PROVIDED ENTRIES:
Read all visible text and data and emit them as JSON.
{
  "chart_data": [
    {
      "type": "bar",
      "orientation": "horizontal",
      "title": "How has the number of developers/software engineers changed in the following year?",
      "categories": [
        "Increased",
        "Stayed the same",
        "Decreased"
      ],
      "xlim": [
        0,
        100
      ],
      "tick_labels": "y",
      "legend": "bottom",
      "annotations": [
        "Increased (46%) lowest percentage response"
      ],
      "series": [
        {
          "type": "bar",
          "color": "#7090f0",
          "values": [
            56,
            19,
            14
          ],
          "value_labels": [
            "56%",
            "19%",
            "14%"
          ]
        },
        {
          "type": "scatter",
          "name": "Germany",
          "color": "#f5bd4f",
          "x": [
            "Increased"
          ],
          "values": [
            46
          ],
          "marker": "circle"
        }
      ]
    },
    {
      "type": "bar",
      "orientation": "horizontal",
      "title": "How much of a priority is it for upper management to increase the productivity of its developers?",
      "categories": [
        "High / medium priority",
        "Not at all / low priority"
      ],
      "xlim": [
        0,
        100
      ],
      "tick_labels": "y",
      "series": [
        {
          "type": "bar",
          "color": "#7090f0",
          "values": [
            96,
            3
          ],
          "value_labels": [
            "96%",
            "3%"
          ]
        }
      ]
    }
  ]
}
==
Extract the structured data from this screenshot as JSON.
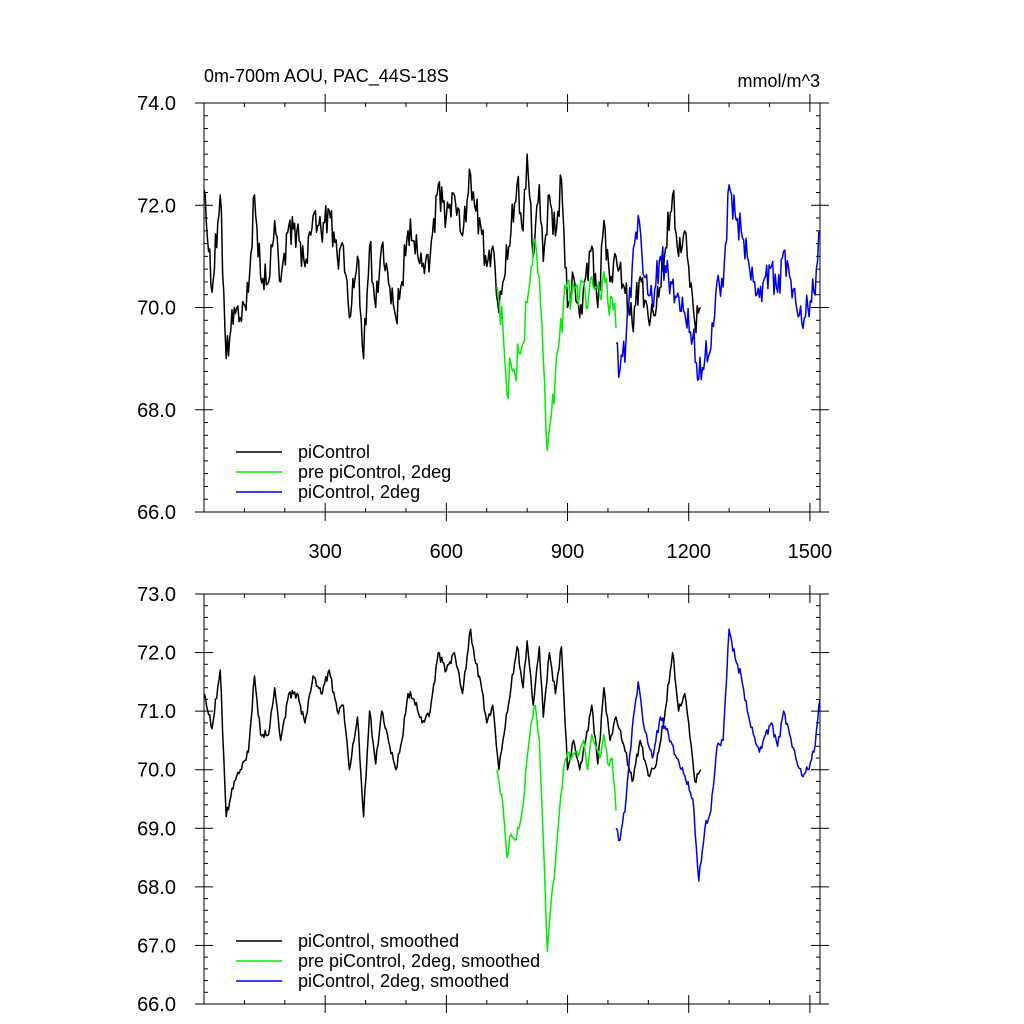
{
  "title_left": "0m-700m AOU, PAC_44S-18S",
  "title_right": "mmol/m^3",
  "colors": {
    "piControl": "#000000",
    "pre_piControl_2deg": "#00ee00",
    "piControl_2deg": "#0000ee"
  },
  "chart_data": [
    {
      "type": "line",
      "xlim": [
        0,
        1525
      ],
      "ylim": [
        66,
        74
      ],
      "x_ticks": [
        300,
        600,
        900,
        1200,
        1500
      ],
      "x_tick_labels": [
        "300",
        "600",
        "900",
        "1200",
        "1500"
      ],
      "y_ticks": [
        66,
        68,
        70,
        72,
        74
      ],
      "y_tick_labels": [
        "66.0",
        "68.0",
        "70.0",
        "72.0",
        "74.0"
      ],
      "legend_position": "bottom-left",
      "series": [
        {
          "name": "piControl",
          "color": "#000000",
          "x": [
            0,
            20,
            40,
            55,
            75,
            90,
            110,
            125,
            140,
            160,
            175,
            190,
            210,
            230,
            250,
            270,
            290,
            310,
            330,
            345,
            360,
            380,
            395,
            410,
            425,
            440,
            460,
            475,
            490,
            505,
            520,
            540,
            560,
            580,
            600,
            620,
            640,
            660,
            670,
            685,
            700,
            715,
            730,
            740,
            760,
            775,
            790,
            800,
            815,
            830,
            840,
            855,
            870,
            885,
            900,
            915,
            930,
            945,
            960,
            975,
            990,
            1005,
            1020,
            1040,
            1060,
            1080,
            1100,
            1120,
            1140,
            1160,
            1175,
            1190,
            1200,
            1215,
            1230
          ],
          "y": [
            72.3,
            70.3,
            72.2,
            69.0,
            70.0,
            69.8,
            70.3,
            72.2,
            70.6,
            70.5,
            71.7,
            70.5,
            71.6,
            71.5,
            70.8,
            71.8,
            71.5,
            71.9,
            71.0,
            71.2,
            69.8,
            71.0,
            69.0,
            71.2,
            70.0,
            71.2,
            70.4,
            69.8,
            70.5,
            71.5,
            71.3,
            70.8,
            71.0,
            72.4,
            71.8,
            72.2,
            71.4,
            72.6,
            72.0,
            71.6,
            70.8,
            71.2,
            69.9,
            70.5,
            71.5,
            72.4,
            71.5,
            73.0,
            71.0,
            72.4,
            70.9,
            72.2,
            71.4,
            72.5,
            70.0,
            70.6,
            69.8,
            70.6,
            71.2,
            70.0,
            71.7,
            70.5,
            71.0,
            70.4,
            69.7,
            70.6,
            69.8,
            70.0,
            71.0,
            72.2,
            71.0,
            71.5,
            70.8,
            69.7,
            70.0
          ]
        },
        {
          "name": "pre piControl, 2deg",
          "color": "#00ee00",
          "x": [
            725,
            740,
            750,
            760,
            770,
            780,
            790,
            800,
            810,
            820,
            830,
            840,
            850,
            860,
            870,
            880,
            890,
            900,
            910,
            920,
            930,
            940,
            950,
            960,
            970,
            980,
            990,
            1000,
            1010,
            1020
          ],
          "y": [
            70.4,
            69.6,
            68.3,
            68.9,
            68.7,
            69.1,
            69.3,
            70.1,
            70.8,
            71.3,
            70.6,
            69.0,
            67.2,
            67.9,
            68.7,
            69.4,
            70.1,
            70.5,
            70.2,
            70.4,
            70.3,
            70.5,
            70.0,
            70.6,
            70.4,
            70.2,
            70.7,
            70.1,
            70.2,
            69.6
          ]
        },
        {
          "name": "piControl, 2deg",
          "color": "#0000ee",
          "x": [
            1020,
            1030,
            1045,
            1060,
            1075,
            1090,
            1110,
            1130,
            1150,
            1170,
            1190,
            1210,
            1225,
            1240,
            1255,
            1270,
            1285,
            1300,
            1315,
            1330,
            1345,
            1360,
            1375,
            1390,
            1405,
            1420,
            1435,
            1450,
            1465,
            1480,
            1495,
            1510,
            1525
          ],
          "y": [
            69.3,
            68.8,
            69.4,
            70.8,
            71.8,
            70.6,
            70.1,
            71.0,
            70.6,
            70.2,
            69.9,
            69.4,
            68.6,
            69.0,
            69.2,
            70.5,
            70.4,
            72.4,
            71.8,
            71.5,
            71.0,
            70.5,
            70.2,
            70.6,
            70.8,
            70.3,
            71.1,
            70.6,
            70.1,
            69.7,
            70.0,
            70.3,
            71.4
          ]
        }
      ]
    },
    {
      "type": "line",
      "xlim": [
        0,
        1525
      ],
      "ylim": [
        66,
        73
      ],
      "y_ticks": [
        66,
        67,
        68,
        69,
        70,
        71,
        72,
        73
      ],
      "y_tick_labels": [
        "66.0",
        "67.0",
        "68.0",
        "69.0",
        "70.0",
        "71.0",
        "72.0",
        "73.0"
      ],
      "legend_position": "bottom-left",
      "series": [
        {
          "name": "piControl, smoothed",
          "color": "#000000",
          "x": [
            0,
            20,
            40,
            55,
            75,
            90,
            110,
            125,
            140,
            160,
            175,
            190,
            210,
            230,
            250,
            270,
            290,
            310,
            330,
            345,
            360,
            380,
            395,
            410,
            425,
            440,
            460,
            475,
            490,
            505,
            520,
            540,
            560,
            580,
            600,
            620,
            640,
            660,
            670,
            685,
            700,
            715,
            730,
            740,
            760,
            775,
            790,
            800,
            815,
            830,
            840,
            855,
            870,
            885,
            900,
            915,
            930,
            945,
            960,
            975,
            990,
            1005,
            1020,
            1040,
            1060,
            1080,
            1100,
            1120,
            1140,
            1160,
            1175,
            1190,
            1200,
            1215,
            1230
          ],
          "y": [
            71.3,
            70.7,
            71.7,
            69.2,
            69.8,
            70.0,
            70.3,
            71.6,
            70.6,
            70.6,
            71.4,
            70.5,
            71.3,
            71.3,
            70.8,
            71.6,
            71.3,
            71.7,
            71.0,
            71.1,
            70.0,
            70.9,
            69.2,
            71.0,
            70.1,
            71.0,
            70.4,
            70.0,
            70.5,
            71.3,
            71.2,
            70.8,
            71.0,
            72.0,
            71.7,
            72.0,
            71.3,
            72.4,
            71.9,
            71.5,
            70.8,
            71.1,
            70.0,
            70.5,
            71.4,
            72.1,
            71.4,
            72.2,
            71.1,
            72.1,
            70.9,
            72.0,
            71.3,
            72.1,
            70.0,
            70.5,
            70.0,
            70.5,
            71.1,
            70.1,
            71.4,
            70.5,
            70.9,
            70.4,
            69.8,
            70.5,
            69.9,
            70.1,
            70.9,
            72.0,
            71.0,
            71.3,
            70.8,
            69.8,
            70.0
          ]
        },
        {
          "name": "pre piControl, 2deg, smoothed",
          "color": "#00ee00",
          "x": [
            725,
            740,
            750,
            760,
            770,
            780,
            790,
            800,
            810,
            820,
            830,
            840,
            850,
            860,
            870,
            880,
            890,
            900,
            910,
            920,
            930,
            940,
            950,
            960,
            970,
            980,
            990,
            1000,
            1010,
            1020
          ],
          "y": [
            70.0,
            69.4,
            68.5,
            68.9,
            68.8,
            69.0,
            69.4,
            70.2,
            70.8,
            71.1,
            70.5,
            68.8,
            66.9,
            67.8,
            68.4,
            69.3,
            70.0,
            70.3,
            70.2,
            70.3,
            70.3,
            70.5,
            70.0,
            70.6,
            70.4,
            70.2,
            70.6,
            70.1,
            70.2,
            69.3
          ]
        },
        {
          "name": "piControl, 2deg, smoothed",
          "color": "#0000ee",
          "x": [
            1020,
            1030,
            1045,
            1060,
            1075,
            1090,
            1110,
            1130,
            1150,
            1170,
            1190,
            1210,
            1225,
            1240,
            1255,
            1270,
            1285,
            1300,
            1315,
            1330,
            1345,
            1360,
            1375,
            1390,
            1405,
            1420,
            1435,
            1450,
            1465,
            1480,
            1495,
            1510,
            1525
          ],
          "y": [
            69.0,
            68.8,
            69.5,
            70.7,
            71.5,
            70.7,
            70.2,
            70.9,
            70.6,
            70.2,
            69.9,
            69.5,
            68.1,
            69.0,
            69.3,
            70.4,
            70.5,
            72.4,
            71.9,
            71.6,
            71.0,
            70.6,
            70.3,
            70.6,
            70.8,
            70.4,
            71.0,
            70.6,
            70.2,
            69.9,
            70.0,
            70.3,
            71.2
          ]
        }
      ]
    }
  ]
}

PROBLEM REQUIREMENTS:
Search the listing for the word "Increased". Copy every line in which it occurs.

EXERCISE ANSWER:
        "Increased",
        "Increased (46%) lowest percentage response"
            "Increased"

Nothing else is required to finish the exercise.